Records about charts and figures
───
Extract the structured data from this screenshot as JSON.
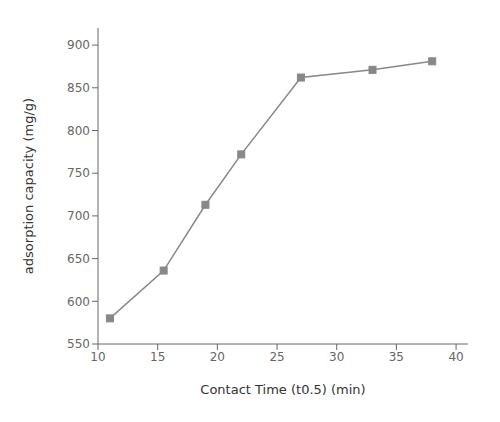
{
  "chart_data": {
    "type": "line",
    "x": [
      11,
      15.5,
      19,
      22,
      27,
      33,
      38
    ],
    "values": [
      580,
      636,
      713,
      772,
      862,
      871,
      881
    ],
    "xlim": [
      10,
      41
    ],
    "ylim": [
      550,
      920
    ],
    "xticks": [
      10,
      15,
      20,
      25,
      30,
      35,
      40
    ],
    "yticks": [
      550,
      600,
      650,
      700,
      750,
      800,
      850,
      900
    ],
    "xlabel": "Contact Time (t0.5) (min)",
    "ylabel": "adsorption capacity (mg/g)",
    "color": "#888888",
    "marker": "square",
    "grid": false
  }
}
───
## WHAT IS ASKED
Images in the data above are to be skipped. Retype all other material exactly.

## THE RESULT
Extract the structured data from this screenshot as JSON.
{
  "chart_data": {
    "type": "line",
    "x": [
      11,
      15.5,
      19,
      22,
      27,
      33,
      38
    ],
    "values": [
      580,
      636,
      713,
      772,
      862,
      871,
      881
    ],
    "xlim": [
      10,
      41
    ],
    "ylim": [
      550,
      920
    ],
    "xticks": [
      10,
      15,
      20,
      25,
      30,
      35,
      40
    ],
    "yticks": [
      550,
      600,
      650,
      700,
      750,
      800,
      850,
      900
    ],
    "xlabel": "Contact Time (t0.5) (min)",
    "ylabel": "adsorption capacity (mg/g)",
    "color": "#888888",
    "marker": "square",
    "grid": false
  }
}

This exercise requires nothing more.